[Some records]
★ ★ ★ ★ ★ ★ ★
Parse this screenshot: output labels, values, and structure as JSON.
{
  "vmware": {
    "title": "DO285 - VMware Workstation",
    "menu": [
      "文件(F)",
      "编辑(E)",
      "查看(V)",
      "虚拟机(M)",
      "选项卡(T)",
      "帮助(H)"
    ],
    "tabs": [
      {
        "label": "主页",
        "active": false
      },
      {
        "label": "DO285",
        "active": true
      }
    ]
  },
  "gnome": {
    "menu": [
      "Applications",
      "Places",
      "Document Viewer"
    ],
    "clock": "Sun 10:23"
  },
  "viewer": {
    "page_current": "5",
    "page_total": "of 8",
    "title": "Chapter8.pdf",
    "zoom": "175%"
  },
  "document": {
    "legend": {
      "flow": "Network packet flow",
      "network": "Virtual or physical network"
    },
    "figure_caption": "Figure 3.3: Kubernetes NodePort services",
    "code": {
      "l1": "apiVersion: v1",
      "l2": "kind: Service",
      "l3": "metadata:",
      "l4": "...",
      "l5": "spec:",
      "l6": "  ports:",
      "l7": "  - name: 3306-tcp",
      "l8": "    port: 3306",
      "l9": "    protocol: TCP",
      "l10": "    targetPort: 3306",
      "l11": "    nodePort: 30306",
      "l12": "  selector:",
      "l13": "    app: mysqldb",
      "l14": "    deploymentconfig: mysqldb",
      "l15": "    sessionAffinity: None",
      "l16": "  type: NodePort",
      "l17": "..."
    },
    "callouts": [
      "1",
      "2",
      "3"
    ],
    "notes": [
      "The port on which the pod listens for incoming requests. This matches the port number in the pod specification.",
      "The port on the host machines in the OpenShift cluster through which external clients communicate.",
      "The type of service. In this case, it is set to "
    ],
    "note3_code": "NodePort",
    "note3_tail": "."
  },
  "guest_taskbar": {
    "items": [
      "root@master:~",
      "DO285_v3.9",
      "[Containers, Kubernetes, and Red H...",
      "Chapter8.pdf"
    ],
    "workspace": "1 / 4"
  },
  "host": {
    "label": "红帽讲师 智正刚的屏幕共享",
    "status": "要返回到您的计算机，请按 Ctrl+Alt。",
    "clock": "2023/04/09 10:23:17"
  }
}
★ ★ ★ ★ ★ ★ ★
§ Instruction
Say how many lines contain the string "clock", giving nothing but the count.

§ Solution to this exercise
2